━━━ DATA TO PROCESS ━━━

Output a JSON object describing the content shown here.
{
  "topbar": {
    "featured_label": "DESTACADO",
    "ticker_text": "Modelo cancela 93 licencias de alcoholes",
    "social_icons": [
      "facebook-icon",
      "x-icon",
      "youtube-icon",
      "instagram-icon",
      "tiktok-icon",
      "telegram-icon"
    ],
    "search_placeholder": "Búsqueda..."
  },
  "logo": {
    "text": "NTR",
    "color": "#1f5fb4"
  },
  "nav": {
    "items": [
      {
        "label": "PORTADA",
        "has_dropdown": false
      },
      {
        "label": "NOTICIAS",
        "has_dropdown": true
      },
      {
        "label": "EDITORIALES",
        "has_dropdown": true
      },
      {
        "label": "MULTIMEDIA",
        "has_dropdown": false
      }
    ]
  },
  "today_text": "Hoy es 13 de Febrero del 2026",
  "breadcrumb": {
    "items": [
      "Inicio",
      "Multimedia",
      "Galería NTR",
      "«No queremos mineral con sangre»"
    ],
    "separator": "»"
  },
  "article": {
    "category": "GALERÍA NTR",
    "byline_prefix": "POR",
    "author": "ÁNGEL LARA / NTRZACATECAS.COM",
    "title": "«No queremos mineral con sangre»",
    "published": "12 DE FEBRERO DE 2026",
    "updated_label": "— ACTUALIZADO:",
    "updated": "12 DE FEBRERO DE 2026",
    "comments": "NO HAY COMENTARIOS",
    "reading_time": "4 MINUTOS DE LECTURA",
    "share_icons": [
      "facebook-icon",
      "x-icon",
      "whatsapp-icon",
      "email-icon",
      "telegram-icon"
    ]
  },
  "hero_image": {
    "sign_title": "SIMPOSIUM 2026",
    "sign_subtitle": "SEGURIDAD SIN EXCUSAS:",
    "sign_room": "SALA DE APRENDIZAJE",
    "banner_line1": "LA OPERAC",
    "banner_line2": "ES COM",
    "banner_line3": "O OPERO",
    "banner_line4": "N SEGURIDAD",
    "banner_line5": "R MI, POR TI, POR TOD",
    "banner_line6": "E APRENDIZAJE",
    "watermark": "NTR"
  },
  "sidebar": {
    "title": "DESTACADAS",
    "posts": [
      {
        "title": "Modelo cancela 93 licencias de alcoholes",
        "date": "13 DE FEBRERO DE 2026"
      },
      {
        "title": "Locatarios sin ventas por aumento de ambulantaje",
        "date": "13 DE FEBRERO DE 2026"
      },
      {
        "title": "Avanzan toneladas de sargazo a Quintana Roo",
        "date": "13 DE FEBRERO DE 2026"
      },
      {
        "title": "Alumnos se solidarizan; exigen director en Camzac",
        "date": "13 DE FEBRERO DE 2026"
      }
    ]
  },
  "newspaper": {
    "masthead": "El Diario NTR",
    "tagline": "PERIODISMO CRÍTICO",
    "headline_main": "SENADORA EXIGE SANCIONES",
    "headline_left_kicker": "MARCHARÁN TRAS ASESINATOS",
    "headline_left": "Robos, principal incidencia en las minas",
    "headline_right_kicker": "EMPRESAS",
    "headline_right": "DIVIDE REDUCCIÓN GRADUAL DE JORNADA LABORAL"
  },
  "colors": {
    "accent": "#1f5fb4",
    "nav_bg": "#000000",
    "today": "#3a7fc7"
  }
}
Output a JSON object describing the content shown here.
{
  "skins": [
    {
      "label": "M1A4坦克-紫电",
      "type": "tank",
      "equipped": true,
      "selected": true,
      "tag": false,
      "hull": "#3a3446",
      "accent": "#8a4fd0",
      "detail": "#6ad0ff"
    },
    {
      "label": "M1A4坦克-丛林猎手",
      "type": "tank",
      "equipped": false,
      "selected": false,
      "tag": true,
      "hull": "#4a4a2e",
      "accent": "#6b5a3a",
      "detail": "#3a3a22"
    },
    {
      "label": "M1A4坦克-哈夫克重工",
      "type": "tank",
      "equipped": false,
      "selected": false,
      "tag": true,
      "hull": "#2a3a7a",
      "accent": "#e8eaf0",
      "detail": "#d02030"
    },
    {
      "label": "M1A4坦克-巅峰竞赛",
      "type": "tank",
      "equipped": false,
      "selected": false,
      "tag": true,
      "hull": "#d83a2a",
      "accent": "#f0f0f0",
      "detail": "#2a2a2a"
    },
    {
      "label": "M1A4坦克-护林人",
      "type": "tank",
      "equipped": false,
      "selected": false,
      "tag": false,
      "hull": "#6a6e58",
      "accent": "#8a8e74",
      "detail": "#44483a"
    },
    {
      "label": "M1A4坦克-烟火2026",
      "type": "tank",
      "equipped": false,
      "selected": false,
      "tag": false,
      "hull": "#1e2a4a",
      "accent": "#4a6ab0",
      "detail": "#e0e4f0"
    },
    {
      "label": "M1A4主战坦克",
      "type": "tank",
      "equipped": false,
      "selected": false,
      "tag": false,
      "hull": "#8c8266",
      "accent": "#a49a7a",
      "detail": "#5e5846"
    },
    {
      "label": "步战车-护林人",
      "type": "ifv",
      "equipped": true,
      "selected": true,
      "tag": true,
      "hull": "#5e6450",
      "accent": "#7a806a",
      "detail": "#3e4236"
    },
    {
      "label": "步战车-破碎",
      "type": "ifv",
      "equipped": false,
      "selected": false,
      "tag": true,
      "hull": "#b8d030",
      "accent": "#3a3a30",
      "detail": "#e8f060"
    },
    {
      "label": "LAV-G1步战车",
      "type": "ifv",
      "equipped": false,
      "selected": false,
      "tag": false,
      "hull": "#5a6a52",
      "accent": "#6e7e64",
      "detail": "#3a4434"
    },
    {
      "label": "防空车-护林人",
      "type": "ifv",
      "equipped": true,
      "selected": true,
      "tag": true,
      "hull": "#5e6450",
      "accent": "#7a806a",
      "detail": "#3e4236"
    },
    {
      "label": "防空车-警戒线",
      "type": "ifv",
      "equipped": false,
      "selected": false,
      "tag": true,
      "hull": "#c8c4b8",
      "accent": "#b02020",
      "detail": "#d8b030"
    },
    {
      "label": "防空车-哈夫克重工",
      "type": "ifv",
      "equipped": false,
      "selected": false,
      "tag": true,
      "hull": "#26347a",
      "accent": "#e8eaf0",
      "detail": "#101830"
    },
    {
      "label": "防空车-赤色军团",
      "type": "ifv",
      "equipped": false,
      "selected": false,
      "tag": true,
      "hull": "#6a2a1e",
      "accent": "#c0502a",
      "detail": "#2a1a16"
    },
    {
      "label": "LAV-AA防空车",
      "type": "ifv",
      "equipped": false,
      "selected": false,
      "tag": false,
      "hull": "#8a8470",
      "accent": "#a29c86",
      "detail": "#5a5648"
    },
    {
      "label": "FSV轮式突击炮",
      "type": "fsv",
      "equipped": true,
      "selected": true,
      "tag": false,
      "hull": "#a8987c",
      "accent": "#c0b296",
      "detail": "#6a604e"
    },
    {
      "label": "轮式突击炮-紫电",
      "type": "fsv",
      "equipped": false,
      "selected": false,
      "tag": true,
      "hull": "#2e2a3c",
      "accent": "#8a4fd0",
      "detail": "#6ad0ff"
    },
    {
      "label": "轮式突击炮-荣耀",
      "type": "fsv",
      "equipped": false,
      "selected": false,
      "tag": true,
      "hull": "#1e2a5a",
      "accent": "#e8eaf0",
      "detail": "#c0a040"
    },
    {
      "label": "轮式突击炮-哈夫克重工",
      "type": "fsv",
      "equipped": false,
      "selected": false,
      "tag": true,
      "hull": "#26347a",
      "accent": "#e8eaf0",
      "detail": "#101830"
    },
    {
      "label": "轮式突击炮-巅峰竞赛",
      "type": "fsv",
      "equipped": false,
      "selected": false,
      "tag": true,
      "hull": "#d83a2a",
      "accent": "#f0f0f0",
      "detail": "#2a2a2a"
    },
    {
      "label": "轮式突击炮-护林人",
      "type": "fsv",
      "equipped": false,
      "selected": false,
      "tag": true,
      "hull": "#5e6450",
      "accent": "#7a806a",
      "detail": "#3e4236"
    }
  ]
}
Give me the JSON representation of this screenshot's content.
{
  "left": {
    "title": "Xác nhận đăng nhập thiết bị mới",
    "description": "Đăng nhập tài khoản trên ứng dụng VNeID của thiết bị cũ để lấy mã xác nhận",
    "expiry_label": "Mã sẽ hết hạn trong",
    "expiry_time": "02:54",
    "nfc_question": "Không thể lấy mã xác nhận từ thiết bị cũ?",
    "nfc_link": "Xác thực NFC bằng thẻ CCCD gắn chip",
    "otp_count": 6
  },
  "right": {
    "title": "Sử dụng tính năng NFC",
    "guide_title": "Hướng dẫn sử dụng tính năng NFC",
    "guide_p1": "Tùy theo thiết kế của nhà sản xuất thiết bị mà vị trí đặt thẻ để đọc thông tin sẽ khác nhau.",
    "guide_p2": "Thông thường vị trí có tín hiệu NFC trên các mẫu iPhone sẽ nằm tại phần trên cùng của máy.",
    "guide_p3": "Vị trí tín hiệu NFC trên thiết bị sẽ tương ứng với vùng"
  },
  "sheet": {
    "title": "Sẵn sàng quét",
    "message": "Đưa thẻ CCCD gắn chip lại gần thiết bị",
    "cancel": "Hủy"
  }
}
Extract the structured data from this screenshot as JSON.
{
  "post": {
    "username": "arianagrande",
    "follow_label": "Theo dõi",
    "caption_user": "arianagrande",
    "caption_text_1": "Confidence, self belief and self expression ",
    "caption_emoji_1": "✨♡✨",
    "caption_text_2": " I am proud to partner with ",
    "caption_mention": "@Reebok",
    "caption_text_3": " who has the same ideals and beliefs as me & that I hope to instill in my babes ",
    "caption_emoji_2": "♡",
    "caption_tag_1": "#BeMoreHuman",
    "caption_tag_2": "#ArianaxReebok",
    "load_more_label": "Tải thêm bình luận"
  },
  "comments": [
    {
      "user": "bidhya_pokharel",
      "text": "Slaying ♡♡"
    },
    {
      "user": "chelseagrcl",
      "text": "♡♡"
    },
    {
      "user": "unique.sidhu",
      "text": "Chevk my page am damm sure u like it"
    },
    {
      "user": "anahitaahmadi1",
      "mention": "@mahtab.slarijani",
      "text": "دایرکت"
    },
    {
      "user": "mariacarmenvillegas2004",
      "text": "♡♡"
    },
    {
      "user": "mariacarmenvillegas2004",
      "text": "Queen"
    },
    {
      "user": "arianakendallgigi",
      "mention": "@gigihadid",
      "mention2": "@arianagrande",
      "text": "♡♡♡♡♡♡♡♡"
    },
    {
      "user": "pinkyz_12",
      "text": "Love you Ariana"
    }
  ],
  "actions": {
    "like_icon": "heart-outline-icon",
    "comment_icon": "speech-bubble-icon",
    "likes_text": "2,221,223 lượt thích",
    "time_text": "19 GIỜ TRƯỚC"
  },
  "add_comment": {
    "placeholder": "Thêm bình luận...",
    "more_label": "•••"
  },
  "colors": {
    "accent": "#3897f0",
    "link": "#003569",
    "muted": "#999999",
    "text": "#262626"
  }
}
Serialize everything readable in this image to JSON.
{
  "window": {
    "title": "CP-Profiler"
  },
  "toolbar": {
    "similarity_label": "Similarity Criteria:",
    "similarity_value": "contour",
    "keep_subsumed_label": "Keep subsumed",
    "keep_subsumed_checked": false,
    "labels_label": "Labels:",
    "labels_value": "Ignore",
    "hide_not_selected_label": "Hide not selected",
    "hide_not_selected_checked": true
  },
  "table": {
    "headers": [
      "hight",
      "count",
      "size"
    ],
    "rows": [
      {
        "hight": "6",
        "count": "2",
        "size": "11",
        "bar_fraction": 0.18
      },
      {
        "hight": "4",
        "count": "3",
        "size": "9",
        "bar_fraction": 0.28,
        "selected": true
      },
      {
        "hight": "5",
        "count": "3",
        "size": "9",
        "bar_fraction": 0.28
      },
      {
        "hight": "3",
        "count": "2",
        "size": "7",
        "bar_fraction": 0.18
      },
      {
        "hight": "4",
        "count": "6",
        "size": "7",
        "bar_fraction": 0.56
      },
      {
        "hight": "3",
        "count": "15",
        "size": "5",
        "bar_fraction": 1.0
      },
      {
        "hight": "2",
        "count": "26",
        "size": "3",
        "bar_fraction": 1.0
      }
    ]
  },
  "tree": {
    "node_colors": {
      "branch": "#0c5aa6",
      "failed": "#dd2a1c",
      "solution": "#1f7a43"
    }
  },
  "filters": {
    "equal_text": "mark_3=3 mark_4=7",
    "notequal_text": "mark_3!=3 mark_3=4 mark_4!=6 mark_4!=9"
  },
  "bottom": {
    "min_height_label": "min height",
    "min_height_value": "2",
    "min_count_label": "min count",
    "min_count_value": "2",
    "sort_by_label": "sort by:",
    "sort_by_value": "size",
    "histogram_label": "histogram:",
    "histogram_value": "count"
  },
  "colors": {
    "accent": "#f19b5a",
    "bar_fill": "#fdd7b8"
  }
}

━━━

■ EXERCISE REQUIREMENTS ■
Go through the records and gather the lines that hold "size".

■ FINAL RESULT ■
      "size"
        "size": "11",
        "size": "9",
        "size": "9",
        "size": "7",
        "size": "7",
        "size": "5",
        "size": "3",
    "sort_by_value": "size",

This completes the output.